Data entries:
-*-
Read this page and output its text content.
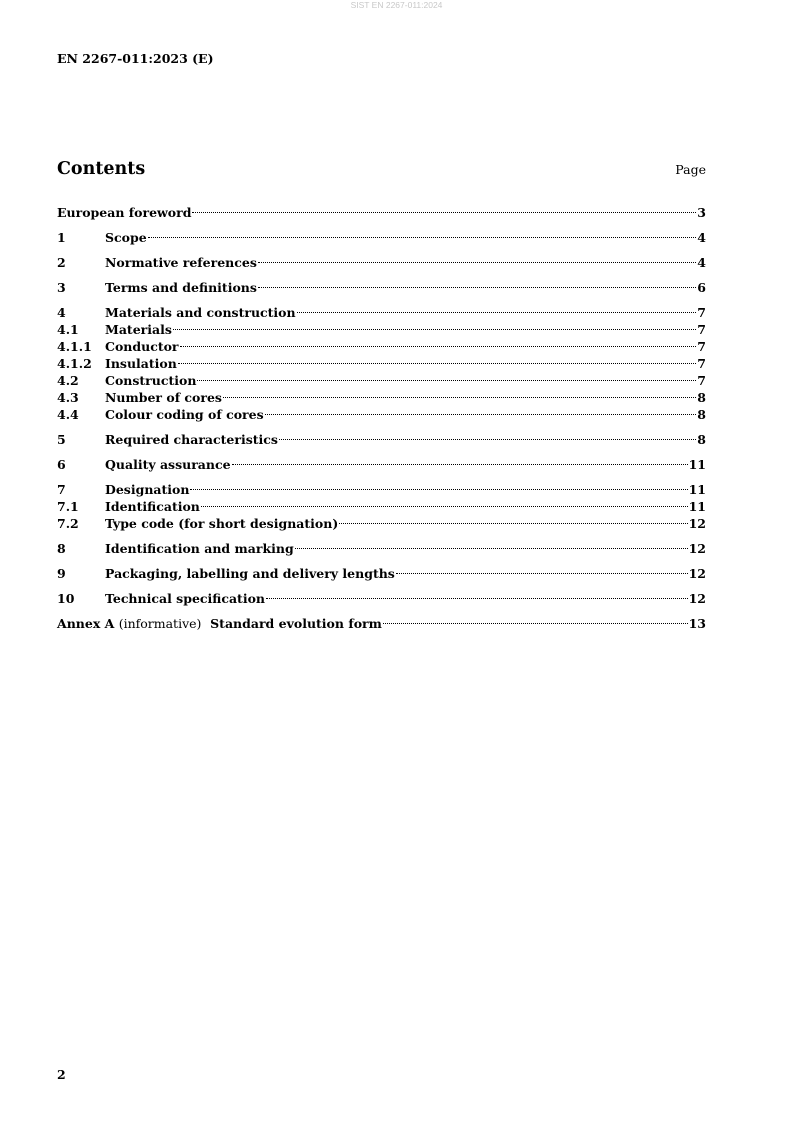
SIST EN 2267-011:2024
EN 2267-011:2023 (E)
Contents	Page
European foreword	3
1	Scope	4
2	Normative references	4
3	Terms and definitions	6
4	Materials and construction	7
4.1	Materials	7
4.1.1	Conductor	7
4.1.2	Insulation	7
4.2	Construction	7
4.3	Number of cores	8
4.4	Colour coding of cores	8
5	Required characteristics	8
6	Quality assurance	11
7	Designation	11
7.1	Identification	11
7.2	Type code (for short designation)	12
8	Identification and marking	12
9	Packaging, labelling and delivery lengths	12
10	Technical specification	12
Annex A (informative) Standard evolution form	13
2
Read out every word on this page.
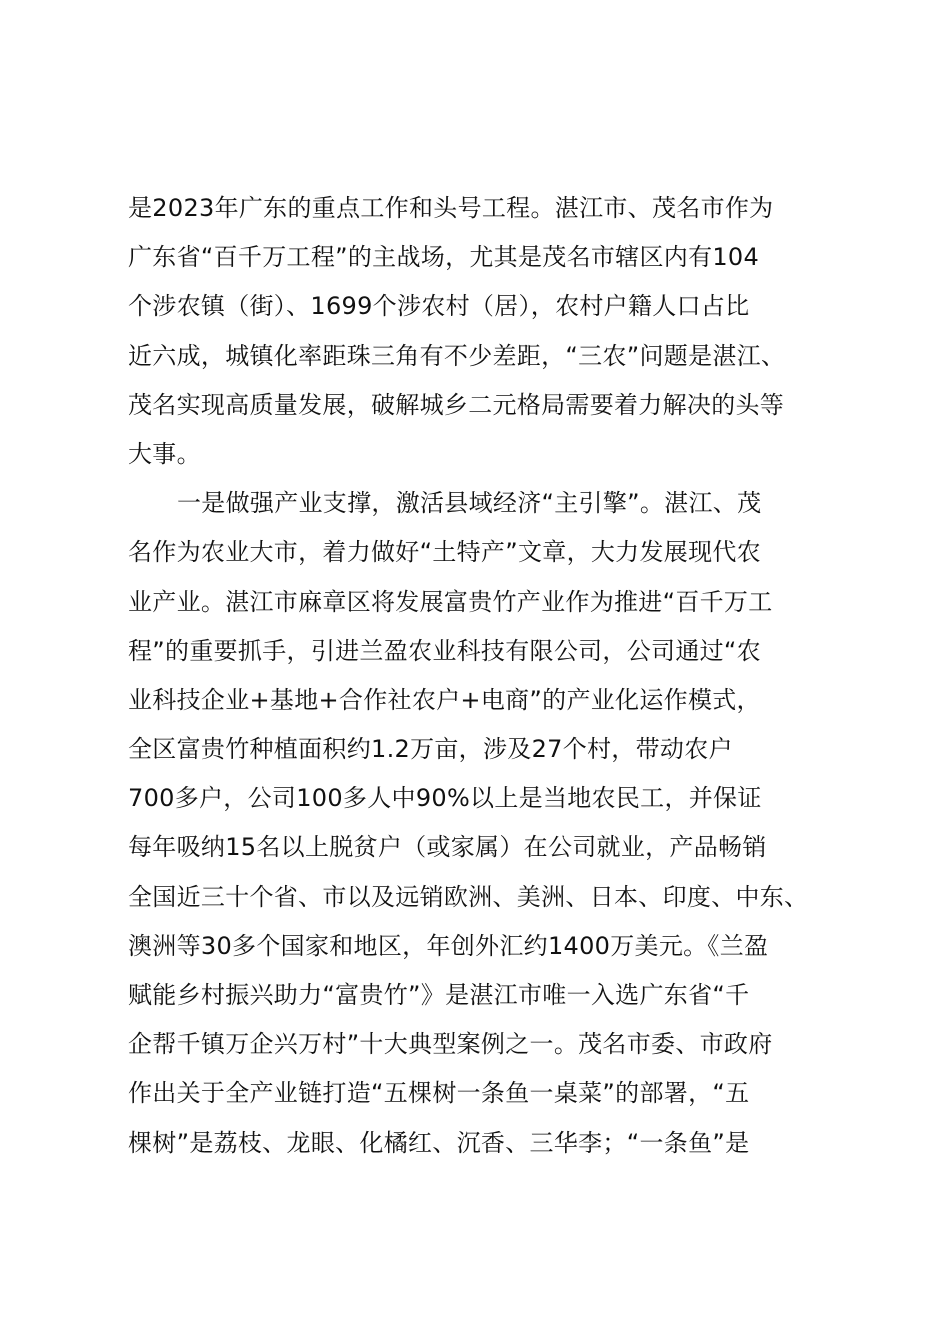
是2023年广东的重点工作和头号工程。湛江市、茂名市作为
广东省“百千万工程”的主战场，尤其是茂名市辖区内有104
个涉农镇（街）、1699个涉农村（居），农村户籍人口占比
近六成，城镇化率距珠三角有不少差距，“三农”问题是湛江、
茂名实现高质量发展，破解城乡二元格局需要着力解决的头等
大事。
一是做强产业支撑，激活县域经济“主引擎”。湛江、茂
名作为农业大市，着力做好“土特产”文章，大力发展现代农
业产业。湛江市麻章区将发展富贵竹产业作为推进“百千万工
程”的重要抓手，引进兰盈农业科技有限公司，公司通过“农
业科技企业+基地+合作社农户+电商”的产业化运作模式，
全区富贵竹种植面积约1.2万亩，涉及27个村，带动农户
700多户，公司100多人中90%以上是当地农民工，并保证
每年吸纳15名以上脱贫户（或家属）在公司就业，产品畅销
全国近三十个省、市以及远销欧洲、美洲、日本、印度、中东、
澳洲等30多个国家和地区，年创外汇约1400万美元。《兰盈
赋能乡村振兴助力“富贵竹”》是湛江市唯一入选广东省“千
企帮千镇万企兴万村”十大典型案例之一。茂名市委、市政府
作出关于全产业链打造“五棵树一条鱼一桌菜”的部署，“五
棵树”是荔枝、龙眼、化橘红、沉香、三华李；“一条鱼”是
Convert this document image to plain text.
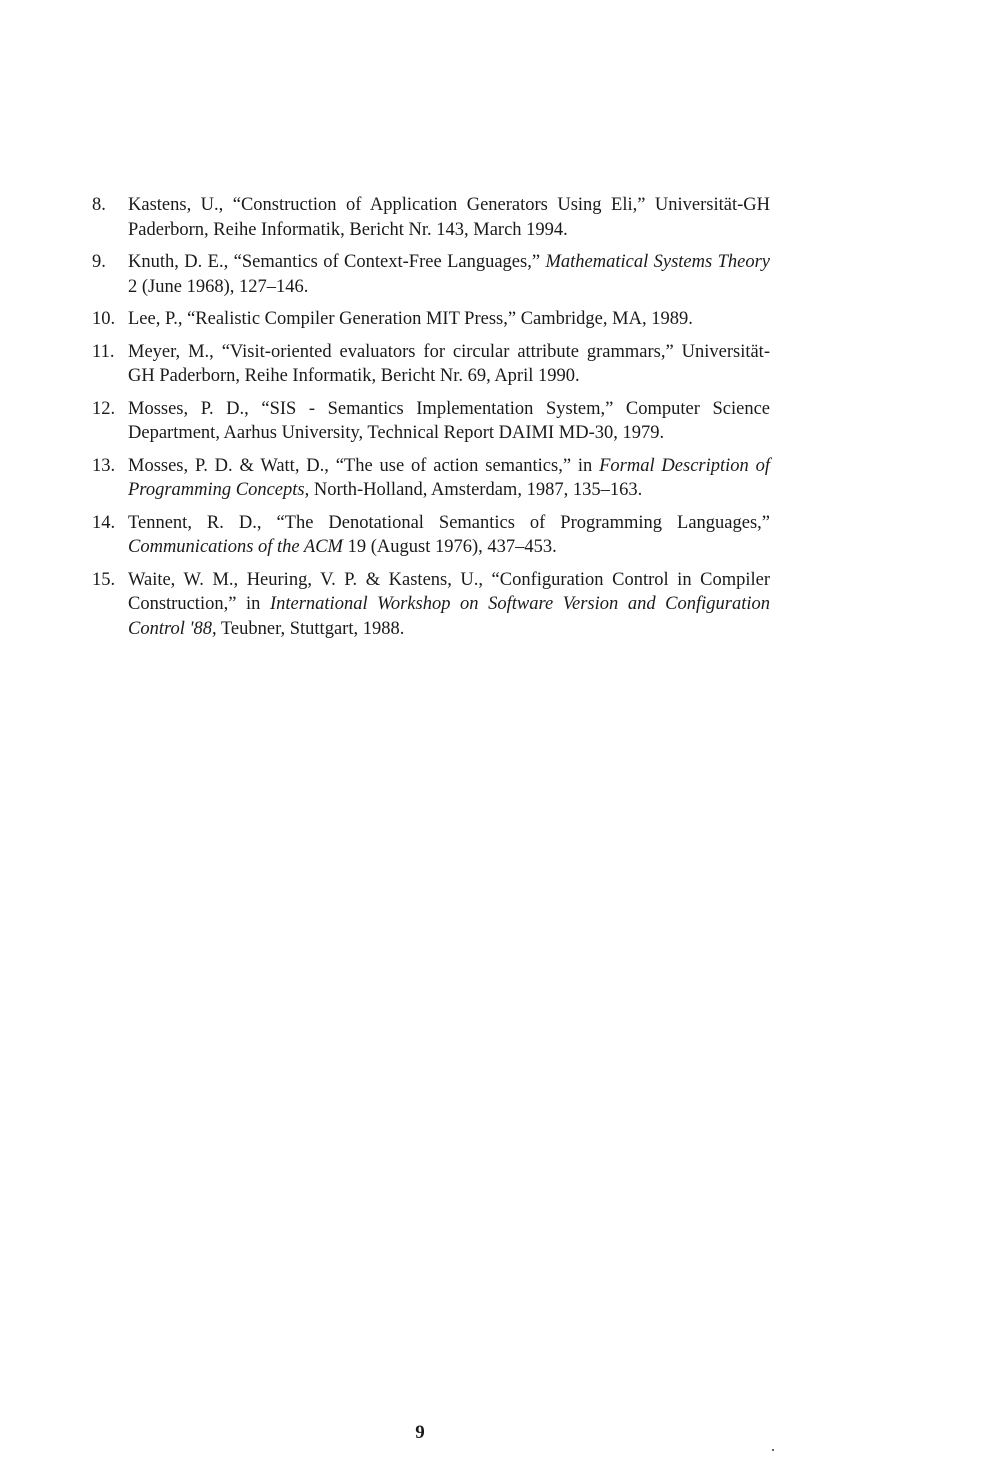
8.	Kastens, U., “Construction of Application Generators Using Eli,” Universität-GH Paderborn, Reihe Informatik, Bericht Nr. 143, March 1994.
9.	Knuth, D. E., “Semantics of Context-Free Languages,” Mathematical Systems Theory 2 (June 1968), 127–146.
10. Lee, P., “Realistic Compiler Generation MIT Press,” Cambridge, MA, 1989.
11. Meyer, M., “Visit-oriented evaluators for circular attribute grammars,” Universität-GH Paderborn, Reihe Informatik, Bericht Nr. 69, April 1990.
12. Mosses, P. D., “SIS - Semantics Implementation System,” Computer Science Department, Aarhus University, Technical Report DAIMI MD-30, 1979.
13. Mosses, P. D. & Watt, D., “The use of action semantics,” in Formal Description of Programming Concepts, North-Holland, Amsterdam, 1987, 135–163.
14. Tennent, R. D., “The Denotational Semantics of Programming Languages,” Communications of the ACM 19 (August 1976), 437–453.
15. Waite, W. M., Heuring, V. P. & Kastens, U., “Configuration Control in Compiler Construction,” in International Workshop on Software Version and Configuration Control '88, Teubner, Stuttgart, 1988.
9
-*-
Will you restate every entry word for word and omit the images?

» **SOLVED EXERCISE**:
Read this page and output its text content.
SIST EN 2267-011:2024
EN 2267-011:2023 (E)
Contents	Page
European foreword	3
1	Scope	4
2	Normative references	4
3	Terms and definitions	6
4	Materials and construction	7
4.1	Materials	7
4.1.1	Conductor	7
4.1.2	Insulation	7
4.2	Construction	7
4.3	Number of cores	8
4.4	Colour coding of cores	8
5	Required characteristics	8
6	Quality assurance	11
7	Designation	11
7.1	Identification	11
7.2	Type code (for short designation)	12
8	Identification and marking	12
9	Packaging, labelling and delivery lengths	12
10	Technical specification	12
Annex A (informative) Standard evolution form	13
2
Read out every word on this page.
是2023年广东的重点工作和头号工程。湛江市、茂名市作为
广东省“百千万工程”的主战场，尤其是茂名市辖区内有104
个涉农镇（街）、1699个涉农村（居），农村户籍人口占比
近六成，城镇化率距珠三角有不少差距，“三农”问题是湛江、
茂名实现高质量发展，破解城乡二元格局需要着力解决的头等
大事。
一是做强产业支撑，激活县域经济“主引擎”。湛江、茂
名作为农业大市，着力做好“土特产”文章，大力发展现代农
业产业。湛江市麻章区将发展富贵竹产业作为推进“百千万工
程”的重要抓手，引进兰盈农业科技有限公司，公司通过“农
业科技企业+基地+合作社农户+电商”的产业化运作模式，
全区富贵竹种植面积约1.2万亩，涉及27个村，带动农户
700多户，公司100多人中90%以上是当地农民工，并保证
每年吸纳15名以上脱贫户（或家属）在公司就业，产品畅销
全国近三十个省、市以及远销欧洲、美洲、日本、印度、中东、
澳洲等30多个国家和地区，年创外汇约1400万美元。《兰盈
赋能乡村振兴助力“富贵竹”》是湛江市唯一入选广东省“千
企帮千镇万企兴万村”十大典型案例之一。茂名市委、市政府
作出关于全产业链打造“五棵树一条鱼一桌菜”的部署，“五
棵树”是荔枝、龙眼、化橘红、沉香、三华李；“一条鱼”是
Convert this document image to plain text.
8.	Kastens, U., “Construction of Application Generators Using Eli,” Universität-GH Paderborn, Reihe Informatik, Bericht Nr. 143, March 1994.
9.	Knuth, D. E., “Semantics of Context-Free Languages,” Mathematical Systems Theory 2 (June 1968), 127–146.
10. Lee, P., “Realistic Compiler Generation MIT Press,” Cambridge, MA, 1989.
11. Meyer, M., “Visit-oriented evaluators for circular attribute grammars,” Universität-GH Paderborn, Reihe Informatik, Bericht Nr. 69, April 1990.
12. Mosses, P. D., “SIS - Semantics Implementation System,” Computer Science Department, Aarhus University, Technical Report DAIMI MD-30, 1979.
13. Mosses, P. D. & Watt, D., “The use of action semantics,” in Formal Description of Programming Concepts, North-Holland, Amsterdam, 1987, 135–163.
14. Tennent, R. D., “The Denotational Semantics of Programming Languages,” Communications of the ACM 19 (August 1976), 437–453.
15. Waite, W. M., Heuring, V. P. & Kastens, U., “Configuration Control in Compiler Construction,” in International Workshop on Software Version and Configuration Control '88, Teubner, Stuttgart, 1988.
9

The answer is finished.